**Items listed in a dataset:**
-- START --

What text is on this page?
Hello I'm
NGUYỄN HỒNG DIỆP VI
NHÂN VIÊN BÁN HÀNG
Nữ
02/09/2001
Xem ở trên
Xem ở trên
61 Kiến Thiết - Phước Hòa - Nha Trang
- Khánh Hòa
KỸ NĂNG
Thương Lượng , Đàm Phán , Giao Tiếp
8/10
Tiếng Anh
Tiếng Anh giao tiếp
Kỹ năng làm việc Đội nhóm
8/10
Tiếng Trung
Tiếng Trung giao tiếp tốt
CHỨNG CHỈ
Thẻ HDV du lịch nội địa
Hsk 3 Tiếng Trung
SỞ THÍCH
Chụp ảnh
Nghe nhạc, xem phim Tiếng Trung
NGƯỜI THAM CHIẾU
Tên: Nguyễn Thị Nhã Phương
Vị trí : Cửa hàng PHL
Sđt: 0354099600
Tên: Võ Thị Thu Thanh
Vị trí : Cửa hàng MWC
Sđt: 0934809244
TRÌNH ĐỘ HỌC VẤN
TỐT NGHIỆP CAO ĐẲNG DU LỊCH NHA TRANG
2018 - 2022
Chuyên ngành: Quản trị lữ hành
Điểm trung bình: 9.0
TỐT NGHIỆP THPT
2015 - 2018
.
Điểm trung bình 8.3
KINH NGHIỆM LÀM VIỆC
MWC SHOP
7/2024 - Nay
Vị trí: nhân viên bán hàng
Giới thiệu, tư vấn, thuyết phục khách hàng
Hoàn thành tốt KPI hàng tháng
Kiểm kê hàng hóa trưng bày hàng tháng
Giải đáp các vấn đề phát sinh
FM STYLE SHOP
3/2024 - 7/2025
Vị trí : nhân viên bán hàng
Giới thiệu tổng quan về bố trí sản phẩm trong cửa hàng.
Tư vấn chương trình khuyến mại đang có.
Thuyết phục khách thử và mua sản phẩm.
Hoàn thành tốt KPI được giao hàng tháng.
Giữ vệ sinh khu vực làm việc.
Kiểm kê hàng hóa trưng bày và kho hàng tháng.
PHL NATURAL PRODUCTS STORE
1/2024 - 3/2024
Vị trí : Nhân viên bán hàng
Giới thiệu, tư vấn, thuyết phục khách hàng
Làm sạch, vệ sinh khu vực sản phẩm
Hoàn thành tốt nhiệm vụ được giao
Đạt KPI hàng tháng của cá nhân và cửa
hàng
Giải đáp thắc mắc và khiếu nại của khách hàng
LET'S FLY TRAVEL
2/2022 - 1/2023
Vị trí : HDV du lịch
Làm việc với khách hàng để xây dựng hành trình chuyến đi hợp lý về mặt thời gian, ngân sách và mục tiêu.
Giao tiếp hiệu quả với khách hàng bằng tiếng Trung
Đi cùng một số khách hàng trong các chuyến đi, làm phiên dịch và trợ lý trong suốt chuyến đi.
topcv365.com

-- END --

**Problem to work on:**
Reproduce the material above exactly; please quote every line of it.

**Answer to the exercise:**
What text is on this page?
Hello I'm
NGUYỄN HỒNG DIỆP VI
NHÂN VIÊN BÁN HÀNG
Nữ
02/09/2001
Xem ở trên
Xem ở trên
61 Kiến Thiết - Phước Hòa - Nha Trang
- Khánh Hòa
KỸ NĂNG
Thương Lượng , Đàm Phán , Giao Tiếp
8/10
Tiếng Anh
Tiếng Anh giao tiếp
Kỹ năng làm việc Đội nhóm
8/10
Tiếng Trung
Tiếng Trung giao tiếp tốt
CHỨNG CHỈ
Thẻ HDV du lịch nội địa
Hsk 3 Tiếng Trung
SỞ THÍCH
Chụp ảnh
Nghe nhạc, xem phim Tiếng Trung
NGƯỜI THAM CHIẾU
Tên: Nguyễn Thị Nhã Phương
Vị trí : Cửa hàng PHL
Sđt: 0354099600
Tên: Võ Thị Thu Thanh
Vị trí : Cửa hàng MWC
Sđt: 0934809244
TRÌNH ĐỘ HỌC VẤN
TỐT NGHIỆP CAO ĐẲNG DU LỊCH NHA TRANG
2018 - 2022
Chuyên ngành: Quản trị lữ hành
Điểm trung bình: 9.0
TỐT NGHIỆP THPT
2015 - 2018
.
Điểm trung bình 8.3
KINH NGHIỆM LÀM VIỆC
MWC SHOP
7/2024 - Nay
Vị trí: nhân viên bán hàng
Giới thiệu, tư vấn, thuyết phục khách hàng
Hoàn thành tốt KPI hàng tháng
Kiểm kê hàng hóa trưng bày hàng tháng
Giải đáp các vấn đề phát sinh
FM STYLE SHOP
3/2024 - 7/2025
Vị trí : nhân viên bán hàng
Giới thiệu tổng quan về bố trí sản phẩm trong cửa hàng.
Tư vấn chương trình khuyến mại đang có.
Thuyết phục khách thử và mua sản phẩm.
Hoàn thành tốt KPI được giao hàng tháng.
Giữ vệ sinh khu vực làm việc.
Kiểm kê hàng hóa trưng bày và kho hàng tháng.
PHL NATURAL PRODUCTS STORE
1/2024 - 3/2024
Vị trí : Nhân viên bán hàng
Giới thiệu, tư vấn, thuyết phục khách hàng
Làm sạch, vệ sinh khu vực sản phẩm
Hoàn thành tốt nhiệm vụ được giao
Đạt KPI hàng tháng của cá nhân và cửa
hàng
Giải đáp thắc mắc và khiếu nại của khách hàng
LET'S FLY TRAVEL
2/2022 - 1/2023
Vị trí : HDV du lịch
Làm việc với khách hàng để xây dựng hành trình chuyến đi hợp lý về mặt thời gian, ngân sách và mục tiêu.
Giao tiếp hiệu quả với khách hàng bằng tiếng Trung
Đi cùng một số khách hàng trong các chuyến đi, làm phiên dịch và trợ lý trong suốt chuyến đi.
topcv365.com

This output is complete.